Check every line of the entries that follow, and copy the ones containing "content".

— START Source data —

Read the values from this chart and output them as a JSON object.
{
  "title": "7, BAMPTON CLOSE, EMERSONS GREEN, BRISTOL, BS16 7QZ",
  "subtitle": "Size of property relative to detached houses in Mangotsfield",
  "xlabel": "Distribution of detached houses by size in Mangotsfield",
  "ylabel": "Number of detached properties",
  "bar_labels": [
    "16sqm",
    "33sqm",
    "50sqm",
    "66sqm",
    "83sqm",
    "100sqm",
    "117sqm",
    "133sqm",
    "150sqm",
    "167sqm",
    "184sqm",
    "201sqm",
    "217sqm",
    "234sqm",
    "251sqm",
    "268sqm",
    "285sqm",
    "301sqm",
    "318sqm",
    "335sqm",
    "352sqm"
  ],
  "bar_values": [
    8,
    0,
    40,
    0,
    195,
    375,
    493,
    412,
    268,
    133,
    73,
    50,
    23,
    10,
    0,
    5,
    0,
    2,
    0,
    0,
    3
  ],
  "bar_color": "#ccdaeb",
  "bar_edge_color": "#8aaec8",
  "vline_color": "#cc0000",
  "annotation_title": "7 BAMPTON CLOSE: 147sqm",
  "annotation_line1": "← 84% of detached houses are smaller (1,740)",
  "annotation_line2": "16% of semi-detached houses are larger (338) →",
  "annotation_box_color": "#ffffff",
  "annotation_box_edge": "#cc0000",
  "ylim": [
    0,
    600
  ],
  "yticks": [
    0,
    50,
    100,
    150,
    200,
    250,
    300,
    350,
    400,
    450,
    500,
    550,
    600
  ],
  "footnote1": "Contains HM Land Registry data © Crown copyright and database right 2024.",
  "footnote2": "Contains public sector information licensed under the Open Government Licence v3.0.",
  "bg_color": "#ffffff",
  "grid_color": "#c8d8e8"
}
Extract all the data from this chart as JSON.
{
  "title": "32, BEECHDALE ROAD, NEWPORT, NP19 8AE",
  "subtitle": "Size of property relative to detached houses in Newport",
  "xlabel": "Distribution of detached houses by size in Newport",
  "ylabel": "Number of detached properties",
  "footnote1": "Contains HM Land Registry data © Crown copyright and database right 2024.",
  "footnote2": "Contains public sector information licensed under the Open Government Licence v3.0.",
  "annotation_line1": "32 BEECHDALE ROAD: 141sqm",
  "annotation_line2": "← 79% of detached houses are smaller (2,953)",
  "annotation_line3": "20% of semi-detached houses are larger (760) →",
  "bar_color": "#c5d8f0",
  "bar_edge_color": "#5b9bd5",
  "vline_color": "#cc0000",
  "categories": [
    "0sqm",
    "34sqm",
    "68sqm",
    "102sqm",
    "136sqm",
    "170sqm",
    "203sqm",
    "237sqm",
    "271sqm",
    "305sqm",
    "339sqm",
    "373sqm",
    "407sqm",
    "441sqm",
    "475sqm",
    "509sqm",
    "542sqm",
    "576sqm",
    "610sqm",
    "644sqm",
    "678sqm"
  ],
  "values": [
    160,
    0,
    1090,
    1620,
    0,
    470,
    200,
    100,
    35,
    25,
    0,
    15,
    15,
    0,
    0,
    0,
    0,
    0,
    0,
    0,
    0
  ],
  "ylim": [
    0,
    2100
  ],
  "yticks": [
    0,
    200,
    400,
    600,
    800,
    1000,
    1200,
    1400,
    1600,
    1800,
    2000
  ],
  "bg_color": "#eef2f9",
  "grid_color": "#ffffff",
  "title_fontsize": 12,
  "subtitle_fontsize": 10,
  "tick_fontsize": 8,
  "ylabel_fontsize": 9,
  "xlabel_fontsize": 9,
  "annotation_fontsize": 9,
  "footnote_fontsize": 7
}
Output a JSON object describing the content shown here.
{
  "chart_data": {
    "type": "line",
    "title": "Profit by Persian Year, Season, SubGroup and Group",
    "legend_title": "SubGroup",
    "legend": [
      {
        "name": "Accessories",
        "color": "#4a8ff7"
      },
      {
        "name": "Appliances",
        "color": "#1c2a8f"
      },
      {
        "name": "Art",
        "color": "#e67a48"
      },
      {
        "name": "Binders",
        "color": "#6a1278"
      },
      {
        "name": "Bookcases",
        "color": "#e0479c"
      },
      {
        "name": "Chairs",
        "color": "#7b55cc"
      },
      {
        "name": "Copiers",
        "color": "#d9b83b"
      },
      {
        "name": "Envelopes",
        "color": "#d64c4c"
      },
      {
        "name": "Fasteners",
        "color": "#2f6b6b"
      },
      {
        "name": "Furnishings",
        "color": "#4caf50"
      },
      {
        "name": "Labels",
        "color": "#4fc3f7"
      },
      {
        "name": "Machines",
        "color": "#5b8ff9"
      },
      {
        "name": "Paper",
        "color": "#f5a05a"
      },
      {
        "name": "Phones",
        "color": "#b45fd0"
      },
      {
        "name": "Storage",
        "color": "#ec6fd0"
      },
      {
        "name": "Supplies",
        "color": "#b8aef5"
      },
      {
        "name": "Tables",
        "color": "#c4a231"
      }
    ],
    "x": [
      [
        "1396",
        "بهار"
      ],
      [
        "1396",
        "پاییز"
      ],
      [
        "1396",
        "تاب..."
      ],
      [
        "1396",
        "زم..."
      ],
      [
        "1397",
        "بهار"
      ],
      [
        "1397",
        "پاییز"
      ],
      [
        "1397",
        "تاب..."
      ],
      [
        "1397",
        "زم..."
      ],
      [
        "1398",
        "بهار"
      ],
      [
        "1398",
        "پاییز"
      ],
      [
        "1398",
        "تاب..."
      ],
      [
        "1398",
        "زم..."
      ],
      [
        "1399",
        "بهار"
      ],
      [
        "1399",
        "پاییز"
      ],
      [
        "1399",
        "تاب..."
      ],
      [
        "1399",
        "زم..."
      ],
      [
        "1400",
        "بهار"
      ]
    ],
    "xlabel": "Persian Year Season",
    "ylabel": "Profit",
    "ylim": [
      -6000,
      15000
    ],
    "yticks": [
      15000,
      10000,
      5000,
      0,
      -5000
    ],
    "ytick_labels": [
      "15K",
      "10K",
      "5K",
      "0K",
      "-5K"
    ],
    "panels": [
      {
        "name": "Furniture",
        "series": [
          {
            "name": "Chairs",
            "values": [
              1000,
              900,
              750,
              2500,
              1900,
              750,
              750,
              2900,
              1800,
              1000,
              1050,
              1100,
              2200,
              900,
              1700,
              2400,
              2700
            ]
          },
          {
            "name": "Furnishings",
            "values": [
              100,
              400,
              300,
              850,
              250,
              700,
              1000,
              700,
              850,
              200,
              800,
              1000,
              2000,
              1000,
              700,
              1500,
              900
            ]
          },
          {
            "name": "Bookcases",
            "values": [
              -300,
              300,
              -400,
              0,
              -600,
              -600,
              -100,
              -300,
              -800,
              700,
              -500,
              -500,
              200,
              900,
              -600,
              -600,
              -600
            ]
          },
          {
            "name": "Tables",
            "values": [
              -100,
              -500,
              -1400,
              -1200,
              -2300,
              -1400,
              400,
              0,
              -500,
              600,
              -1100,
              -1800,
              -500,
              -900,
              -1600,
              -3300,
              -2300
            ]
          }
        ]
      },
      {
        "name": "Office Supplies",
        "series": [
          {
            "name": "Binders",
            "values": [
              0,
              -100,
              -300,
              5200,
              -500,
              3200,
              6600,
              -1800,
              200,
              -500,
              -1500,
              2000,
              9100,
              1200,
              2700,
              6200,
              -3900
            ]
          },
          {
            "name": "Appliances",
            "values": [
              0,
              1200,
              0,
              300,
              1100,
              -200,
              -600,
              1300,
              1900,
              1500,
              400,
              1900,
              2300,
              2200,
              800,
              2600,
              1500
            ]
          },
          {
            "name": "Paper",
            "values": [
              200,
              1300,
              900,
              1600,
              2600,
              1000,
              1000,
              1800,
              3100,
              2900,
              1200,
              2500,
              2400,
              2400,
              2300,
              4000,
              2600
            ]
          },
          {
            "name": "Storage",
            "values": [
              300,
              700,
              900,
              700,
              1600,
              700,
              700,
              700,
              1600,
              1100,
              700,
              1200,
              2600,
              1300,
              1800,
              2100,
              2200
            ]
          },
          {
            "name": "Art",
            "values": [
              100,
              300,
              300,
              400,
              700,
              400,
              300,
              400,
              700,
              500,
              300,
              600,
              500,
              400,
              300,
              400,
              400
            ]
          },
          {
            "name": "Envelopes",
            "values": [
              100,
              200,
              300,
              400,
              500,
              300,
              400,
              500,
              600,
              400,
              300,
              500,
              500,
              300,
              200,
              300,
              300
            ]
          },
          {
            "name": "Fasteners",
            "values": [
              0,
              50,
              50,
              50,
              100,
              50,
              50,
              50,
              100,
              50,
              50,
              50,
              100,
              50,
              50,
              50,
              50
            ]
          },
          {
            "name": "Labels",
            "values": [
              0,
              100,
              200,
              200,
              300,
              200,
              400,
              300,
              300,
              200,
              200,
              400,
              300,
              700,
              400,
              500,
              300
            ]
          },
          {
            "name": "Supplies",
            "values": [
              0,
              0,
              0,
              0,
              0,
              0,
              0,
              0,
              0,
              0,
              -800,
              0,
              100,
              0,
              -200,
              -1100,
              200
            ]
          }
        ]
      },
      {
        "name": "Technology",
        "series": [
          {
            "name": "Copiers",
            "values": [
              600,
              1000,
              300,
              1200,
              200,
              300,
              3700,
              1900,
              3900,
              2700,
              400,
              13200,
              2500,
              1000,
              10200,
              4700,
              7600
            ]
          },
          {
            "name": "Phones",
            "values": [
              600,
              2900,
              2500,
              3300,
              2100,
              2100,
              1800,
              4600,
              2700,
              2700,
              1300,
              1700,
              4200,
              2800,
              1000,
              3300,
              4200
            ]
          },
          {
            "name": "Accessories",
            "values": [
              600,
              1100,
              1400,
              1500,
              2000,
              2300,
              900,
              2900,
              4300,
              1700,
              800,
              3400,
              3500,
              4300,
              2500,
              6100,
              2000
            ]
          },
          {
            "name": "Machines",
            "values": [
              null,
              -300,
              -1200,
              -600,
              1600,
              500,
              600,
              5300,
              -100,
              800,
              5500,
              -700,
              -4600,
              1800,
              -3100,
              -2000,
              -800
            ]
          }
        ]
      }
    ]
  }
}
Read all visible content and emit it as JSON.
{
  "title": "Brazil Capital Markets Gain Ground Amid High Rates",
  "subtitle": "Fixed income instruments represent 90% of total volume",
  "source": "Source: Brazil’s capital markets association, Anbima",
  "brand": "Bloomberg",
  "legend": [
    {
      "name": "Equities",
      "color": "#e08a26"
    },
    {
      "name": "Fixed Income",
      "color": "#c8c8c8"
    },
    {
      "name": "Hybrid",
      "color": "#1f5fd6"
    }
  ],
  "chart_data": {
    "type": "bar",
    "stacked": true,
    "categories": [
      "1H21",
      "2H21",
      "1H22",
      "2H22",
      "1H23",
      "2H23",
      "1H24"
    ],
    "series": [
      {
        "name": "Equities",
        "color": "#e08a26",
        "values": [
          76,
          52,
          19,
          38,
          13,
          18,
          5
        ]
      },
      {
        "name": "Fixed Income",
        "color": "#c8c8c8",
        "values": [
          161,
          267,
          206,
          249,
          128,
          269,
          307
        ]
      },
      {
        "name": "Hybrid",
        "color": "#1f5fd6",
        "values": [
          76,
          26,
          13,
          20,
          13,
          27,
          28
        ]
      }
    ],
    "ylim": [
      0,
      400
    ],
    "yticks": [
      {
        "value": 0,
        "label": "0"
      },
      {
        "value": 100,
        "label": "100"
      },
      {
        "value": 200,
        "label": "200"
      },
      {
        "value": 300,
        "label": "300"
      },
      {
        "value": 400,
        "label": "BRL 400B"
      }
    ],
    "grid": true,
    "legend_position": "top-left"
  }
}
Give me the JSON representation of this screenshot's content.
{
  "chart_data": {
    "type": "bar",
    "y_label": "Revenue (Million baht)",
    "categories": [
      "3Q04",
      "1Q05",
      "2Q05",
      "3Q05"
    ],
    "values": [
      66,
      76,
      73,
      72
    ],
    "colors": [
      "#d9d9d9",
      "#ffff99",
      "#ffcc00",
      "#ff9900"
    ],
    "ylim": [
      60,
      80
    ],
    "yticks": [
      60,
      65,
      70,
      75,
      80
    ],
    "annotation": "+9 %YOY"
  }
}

— END Source data —

Response to this task:
Output a JSON object describing the content shown here.
Read all visible content and emit it as JSON.
Give me the JSON representation of this screenshot's content.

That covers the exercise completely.